→ **Exercise description**: Repeat every record below exactly as it appears.

→ **Dataset rows**:
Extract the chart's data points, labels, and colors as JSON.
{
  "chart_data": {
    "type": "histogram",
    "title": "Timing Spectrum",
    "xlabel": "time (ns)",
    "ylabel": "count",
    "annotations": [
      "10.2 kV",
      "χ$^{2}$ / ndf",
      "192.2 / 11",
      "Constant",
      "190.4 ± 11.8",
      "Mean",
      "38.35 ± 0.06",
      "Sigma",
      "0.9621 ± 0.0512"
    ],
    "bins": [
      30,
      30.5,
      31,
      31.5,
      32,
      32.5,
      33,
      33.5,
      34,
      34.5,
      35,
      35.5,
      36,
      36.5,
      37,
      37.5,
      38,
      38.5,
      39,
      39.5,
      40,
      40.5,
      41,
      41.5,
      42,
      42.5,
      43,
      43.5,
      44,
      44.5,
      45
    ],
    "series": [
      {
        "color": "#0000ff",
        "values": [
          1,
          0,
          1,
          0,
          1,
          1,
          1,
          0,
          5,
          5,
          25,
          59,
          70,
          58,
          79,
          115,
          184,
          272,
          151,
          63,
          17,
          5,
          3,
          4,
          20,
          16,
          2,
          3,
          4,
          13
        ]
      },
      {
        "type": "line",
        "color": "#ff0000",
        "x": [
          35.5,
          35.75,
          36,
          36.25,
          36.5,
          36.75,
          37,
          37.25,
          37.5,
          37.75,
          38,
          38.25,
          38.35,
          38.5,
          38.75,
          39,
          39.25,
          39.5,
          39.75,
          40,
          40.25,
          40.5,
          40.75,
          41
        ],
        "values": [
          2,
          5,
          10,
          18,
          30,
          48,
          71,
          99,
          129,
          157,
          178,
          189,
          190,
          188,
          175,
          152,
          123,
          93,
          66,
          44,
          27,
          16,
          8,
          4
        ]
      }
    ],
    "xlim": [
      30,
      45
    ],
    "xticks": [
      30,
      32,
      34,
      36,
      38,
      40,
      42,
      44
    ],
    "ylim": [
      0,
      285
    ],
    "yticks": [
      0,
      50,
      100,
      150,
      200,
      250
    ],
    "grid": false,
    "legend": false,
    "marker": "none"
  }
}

→ **Written reply**:
Extract the chart's data points, labels, and colors as JSON.
{
  "chart_data": {
    "type": "histogram",
    "title": "Timing Spectrum",
    "xlabel": "time (ns)",
    "ylabel": "count",
    "annotations": [
      "10.2 kV",
      "χ$^{2}$ / ndf",
      "192.2 / 11",
      "Constant",
      "190.4 ± 11.8",
      "Mean",
      "38.35 ± 0.06",
      "Sigma",
      "0.9621 ± 0.0512"
    ],
    "bins": [
      30,
      30.5,
      31,
      31.5,
      32,
      32.5,
      33,
      33.5,
      34,
      34.5,
      35,
      35.5,
      36,
      36.5,
      37,
      37.5,
      38,
      38.5,
      39,
      39.5,
      40,
      40.5,
      41,
      41.5,
      42,
      42.5,
      43,
      43.5,
      44,
      44.5,
      45
    ],
    "series": [
      {
        "color": "#0000ff",
        "values": [
          1,
          0,
          1,
          0,
          1,
          1,
          1,
          0,
          5,
          5,
          25,
          59,
          70,
          58,
          79,
          115,
          184,
          272,
          151,
          63,
          17,
          5,
          3,
          4,
          20,
          16,
          2,
          3,
          4,
          13
        ]
      },
      {
        "type": "line",
        "color": "#ff0000",
        "x": [
          35.5,
          35.75,
          36,
          36.25,
          36.5,
          36.75,
          37,
          37.25,
          37.5,
          37.75,
          38,
          38.25,
          38.35,
          38.5,
          38.75,
          39,
          39.25,
          39.5,
          39.75,
          40,
          40.25,
          40.5,
          40.75,
          41
        ],
        "values": [
          2,
          5,
          10,
          18,
          30,
          48,
          71,
          99,
          129,
          157,
          178,
          189,
          190,
          188,
          175,
          152,
          123,
          93,
          66,
          44,
          27,
          16,
          8,
          4
        ]
      }
    ],
    "xlim": [
      30,
      45
    ],
    "xticks": [
      30,
      32,
      34,
      36,
      38,
      40,
      42,
      44
    ],
    "ylim": [
      0,
      285
    ],
    "yticks": [
      0,
      50,
      100,
      150,
      200,
      250
    ],
    "grid": false,
    "legend": false,
    "marker": "none"
  }
}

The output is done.